Passage to read
__________________________________________________
Number Cruncher: #3

May 24, 2006 10:09am | by:

Welcome to moto three of the Racer X Number Cruncher, brought to you by Shift MX. So far, the feedback on this new feature has been tremendous! We had a hunch that our readers would be into this—after all, your number is more than just a piece of adhesive on your bike. It’s more like your code of arms. Your number is a symbol of who you are.

This week, we decided to go with one of the biggest numbers of all time. This is a number that has been worn by some of the greatest racers in the history of motorized sports. The number 3 is synonymous with greatness. Many of the fastest motocross riders of all time have raced and won with #3 on their machines, but the most obvious connection to this number stems from a different sport: NASCAR’s Dale Earnhardt. This man forever changed the way people look at this number. Since his death, legions of loyal fans remember and honor him by holding up a certain number of fingers on their hands after the race has completed a certain number of laps, or run #3 stickers on their cars just to let others know that they know all about #3.
__________________________________________________
Goals
1) Please repeat everything in the Number Cruncher column from "Number Cruncher: #3" down to "who you are.".
2) According to the Number Cruncher column, which NASCAR driver has the strongest link to the number 3?

Provided material
__________________________________________________
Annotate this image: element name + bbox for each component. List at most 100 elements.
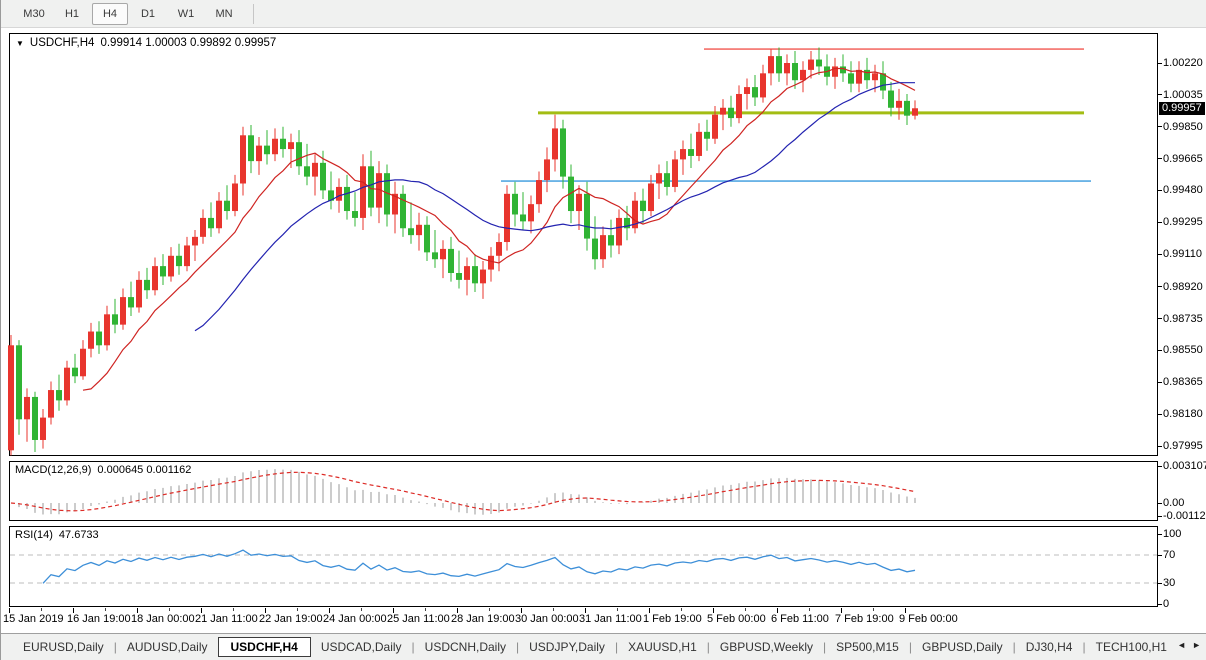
__________________________________________________
Replies
1)
Number Cruncher: #3

May 24, 2006 10:09am | by:

Welcome to moto three of the Racer X Number Cruncher, brought to you by Shift MX. So far, the feedback on this new feature has been tremendous! We had a hunch that our readers would be into this—after all, your number is more than just a piece of adhesive on your bike. It’s more like your code of arms. Your number is a symbol of who you are.

2) Dale Earnhardt